## Problem
Copy out the lines that include the word "City".

A block of data
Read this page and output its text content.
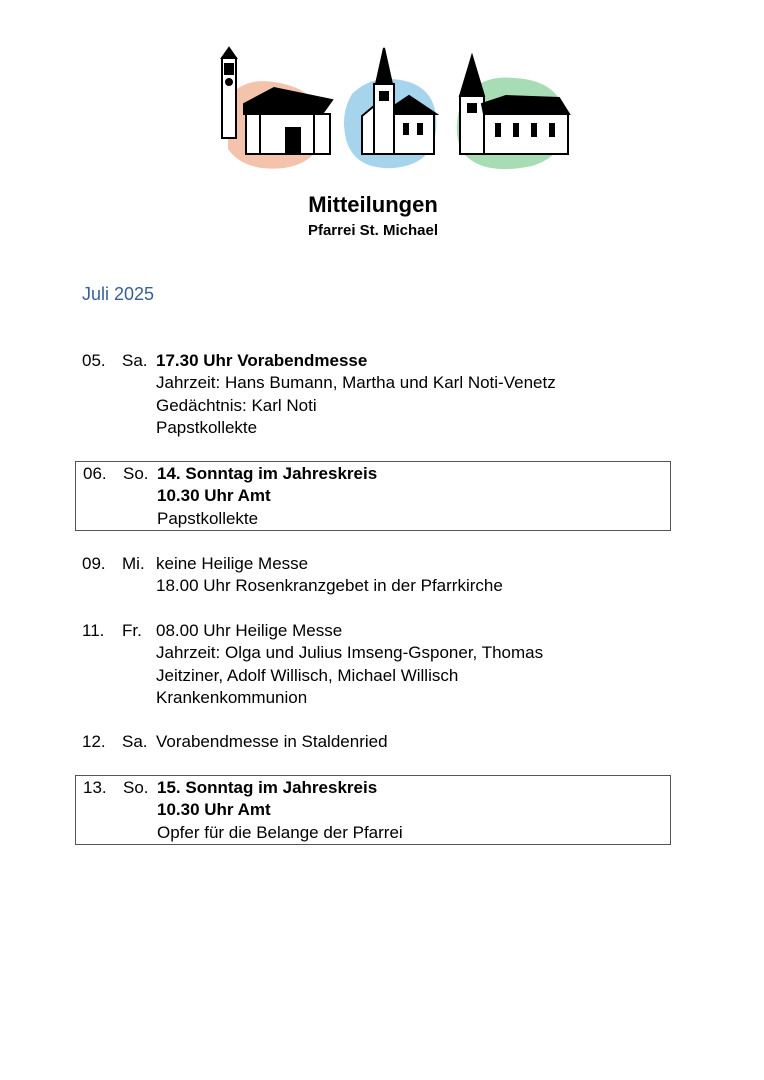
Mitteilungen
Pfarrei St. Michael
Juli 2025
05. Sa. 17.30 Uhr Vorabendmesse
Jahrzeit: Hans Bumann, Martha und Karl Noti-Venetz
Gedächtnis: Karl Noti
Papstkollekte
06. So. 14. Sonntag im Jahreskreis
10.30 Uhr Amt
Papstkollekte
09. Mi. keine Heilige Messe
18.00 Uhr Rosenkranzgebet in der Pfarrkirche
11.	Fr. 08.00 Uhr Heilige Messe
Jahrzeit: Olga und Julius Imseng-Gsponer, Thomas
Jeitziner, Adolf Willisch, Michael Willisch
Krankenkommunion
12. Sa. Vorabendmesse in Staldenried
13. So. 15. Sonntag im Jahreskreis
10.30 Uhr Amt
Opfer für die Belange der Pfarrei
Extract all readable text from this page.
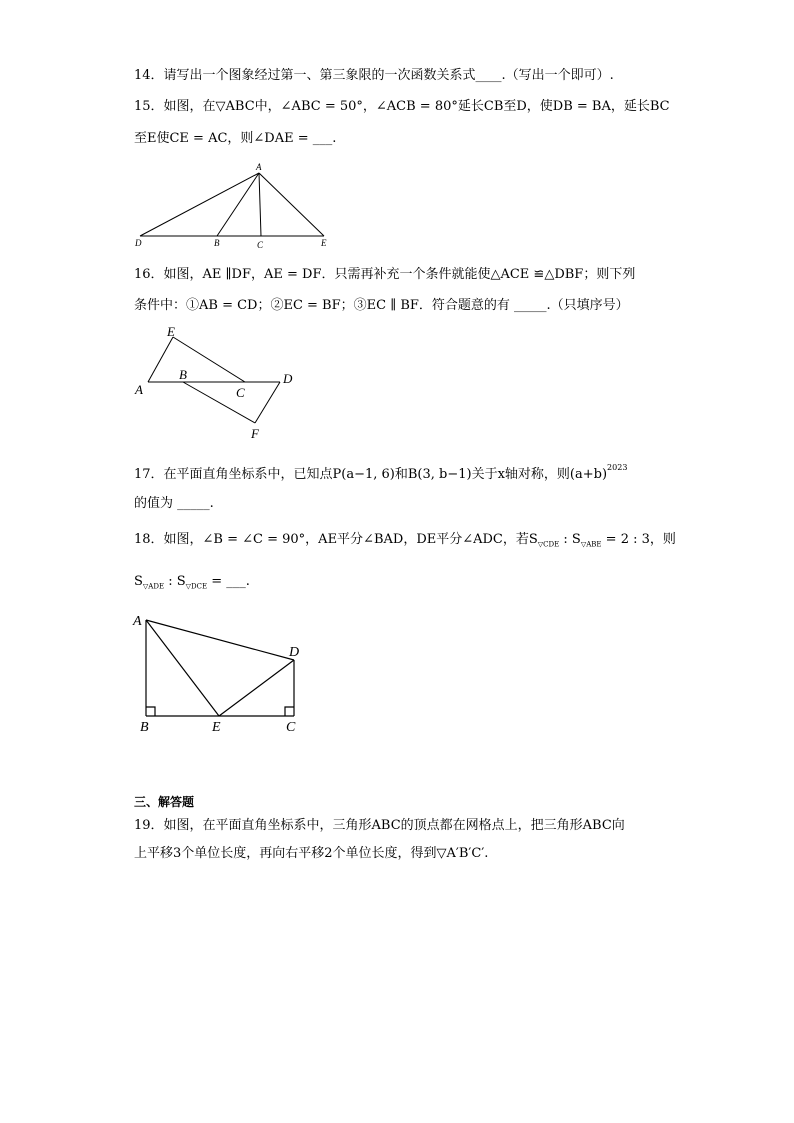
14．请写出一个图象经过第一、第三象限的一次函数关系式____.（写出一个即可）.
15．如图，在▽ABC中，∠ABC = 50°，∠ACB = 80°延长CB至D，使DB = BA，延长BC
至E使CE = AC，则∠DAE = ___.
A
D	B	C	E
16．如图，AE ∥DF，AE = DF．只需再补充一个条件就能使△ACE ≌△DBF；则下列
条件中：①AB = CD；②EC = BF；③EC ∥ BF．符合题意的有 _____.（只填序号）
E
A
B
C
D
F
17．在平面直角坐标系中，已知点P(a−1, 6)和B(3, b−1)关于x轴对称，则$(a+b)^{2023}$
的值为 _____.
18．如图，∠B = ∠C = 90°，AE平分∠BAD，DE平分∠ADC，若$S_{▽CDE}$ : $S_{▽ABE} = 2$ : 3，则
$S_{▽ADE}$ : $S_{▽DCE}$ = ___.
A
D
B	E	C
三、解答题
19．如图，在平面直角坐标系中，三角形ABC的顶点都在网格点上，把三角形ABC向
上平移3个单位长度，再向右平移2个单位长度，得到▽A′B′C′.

---

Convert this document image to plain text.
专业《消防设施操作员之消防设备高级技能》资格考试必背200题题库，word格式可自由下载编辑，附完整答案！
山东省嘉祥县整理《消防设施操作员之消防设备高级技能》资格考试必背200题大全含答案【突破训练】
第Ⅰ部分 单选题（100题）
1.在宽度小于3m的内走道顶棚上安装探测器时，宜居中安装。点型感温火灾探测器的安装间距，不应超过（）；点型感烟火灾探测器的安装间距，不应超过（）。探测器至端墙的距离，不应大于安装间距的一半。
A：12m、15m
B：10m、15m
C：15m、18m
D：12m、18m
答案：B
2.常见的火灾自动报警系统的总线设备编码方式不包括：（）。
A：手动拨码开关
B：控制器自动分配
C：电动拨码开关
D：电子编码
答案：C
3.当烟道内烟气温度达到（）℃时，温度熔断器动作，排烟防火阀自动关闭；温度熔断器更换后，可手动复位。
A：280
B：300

--

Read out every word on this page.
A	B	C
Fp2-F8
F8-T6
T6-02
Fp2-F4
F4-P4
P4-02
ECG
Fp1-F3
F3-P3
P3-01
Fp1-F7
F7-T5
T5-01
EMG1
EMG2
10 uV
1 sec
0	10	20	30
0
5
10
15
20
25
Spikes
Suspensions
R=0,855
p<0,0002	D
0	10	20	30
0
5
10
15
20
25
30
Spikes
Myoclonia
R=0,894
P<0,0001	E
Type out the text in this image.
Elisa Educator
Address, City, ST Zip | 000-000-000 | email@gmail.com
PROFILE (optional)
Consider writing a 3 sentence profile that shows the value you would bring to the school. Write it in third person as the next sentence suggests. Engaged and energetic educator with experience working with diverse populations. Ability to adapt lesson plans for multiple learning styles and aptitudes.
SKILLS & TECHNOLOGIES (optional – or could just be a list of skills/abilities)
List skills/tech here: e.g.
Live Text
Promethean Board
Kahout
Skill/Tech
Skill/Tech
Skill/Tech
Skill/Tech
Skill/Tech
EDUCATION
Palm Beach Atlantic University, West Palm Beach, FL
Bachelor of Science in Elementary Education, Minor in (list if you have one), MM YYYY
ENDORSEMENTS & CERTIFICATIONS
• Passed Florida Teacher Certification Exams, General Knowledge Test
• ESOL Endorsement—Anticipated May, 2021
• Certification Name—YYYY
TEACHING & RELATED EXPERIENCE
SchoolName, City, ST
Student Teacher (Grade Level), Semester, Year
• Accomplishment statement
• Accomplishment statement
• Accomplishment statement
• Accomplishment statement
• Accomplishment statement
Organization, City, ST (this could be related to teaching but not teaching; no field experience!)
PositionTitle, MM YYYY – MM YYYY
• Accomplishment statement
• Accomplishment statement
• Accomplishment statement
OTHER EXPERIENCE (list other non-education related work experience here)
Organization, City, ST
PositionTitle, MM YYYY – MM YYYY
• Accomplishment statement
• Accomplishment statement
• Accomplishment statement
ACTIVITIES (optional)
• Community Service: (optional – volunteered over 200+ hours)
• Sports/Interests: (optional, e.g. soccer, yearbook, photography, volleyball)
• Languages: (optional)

## Result of the exercise
Address, City, ST Zip | 000-000-000 | email@gmail.com
SchoolName, City, ST
Organization, City, ST (this could be related to teaching but not teaching; no field experience!)
Organization, City, ST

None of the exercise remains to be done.